[Figure content listings]
+ + + + + + +

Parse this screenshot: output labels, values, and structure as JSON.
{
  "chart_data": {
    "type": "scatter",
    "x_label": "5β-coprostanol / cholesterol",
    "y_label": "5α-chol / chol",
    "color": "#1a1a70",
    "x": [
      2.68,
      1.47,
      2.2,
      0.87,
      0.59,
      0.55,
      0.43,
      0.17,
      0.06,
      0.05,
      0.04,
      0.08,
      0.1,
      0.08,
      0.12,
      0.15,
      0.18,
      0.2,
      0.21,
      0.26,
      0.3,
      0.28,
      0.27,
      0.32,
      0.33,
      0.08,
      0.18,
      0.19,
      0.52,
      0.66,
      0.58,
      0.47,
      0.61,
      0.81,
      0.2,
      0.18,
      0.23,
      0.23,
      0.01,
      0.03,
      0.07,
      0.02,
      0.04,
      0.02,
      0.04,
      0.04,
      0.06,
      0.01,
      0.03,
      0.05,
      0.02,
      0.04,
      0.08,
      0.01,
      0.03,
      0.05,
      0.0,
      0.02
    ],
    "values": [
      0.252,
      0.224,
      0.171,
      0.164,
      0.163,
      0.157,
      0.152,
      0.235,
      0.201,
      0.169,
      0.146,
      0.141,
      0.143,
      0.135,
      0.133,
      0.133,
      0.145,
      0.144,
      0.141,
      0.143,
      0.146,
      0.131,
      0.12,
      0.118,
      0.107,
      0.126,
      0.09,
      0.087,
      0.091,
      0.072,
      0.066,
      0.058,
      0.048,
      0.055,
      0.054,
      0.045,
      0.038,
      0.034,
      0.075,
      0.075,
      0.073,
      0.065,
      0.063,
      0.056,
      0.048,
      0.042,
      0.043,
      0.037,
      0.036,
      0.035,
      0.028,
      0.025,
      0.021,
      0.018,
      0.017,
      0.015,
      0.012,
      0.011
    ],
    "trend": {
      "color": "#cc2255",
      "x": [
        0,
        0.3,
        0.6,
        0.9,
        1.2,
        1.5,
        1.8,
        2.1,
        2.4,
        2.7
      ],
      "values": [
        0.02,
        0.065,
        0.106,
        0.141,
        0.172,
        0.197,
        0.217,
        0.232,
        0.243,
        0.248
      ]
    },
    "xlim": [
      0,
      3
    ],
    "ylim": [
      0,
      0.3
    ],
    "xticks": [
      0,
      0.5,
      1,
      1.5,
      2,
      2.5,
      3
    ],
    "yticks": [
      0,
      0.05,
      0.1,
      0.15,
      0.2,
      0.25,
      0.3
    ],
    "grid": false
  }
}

+ + + + + + +

Work required
Repeat all the entries exactly as given.

Exercise output
Parse this screenshot: output labels, values, and structure as JSON.
{
  "chart_data": {
    "type": "scatter",
    "x_label": "5β-coprostanol / cholesterol",
    "y_label": "5α-chol / chol",
    "color": "#1a1a70",
    "x": [
      2.68,
      1.47,
      2.2,
      0.87,
      0.59,
      0.55,
      0.43,
      0.17,
      0.06,
      0.05,
      0.04,
      0.08,
      0.1,
      0.08,
      0.12,
      0.15,
      0.18,
      0.2,
      0.21,
      0.26,
      0.3,
      0.28,
      0.27,
      0.32,
      0.33,
      0.08,
      0.18,
      0.19,
      0.52,
      0.66,
      0.58,
      0.47,
      0.61,
      0.81,
      0.2,
      0.18,
      0.23,
      0.23,
      0.01,
      0.03,
      0.07,
      0.02,
      0.04,
      0.02,
      0.04,
      0.04,
      0.06,
      0.01,
      0.03,
      0.05,
      0.02,
      0.04,
      0.08,
      0.01,
      0.03,
      0.05,
      0.0,
      0.02
    ],
    "values": [
      0.252,
      0.224,
      0.171,
      0.164,
      0.163,
      0.157,
      0.152,
      0.235,
      0.201,
      0.169,
      0.146,
      0.141,
      0.143,
      0.135,
      0.133,
      0.133,
      0.145,
      0.144,
      0.141,
      0.143,
      0.146,
      0.131,
      0.12,
      0.118,
      0.107,
      0.126,
      0.09,
      0.087,
      0.091,
      0.072,
      0.066,
      0.058,
      0.048,
      0.055,
      0.054,
      0.045,
      0.038,
      0.034,
      0.075,
      0.075,
      0.073,
      0.065,
      0.063,
      0.056,
      0.048,
      0.042,
      0.043,
      0.037,
      0.036,
      0.035,
      0.028,
      0.025,
      0.021,
      0.018,
      0.017,
      0.015,
      0.012,
      0.011
    ],
    "trend": {
      "color": "#cc2255",
      "x": [
        0,
        0.3,
        0.6,
        0.9,
        1.2,
        1.5,
        1.8,
        2.1,
        2.4,
        2.7
      ],
      "values": [
        0.02,
        0.065,
        0.106,
        0.141,
        0.172,
        0.197,
        0.217,
        0.232,
        0.243,
        0.248
      ]
    },
    "xlim": [
      0,
      3
    ],
    "ylim": [
      0,
      0.3
    ],
    "xticks": [
      0,
      0.5,
      1,
      1.5,
      2,
      2.5,
      3
    ],
    "yticks": [
      0,
      0.05,
      0.1,
      0.15,
      0.2,
      0.25,
      0.3
    ],
    "grid": false
  }
}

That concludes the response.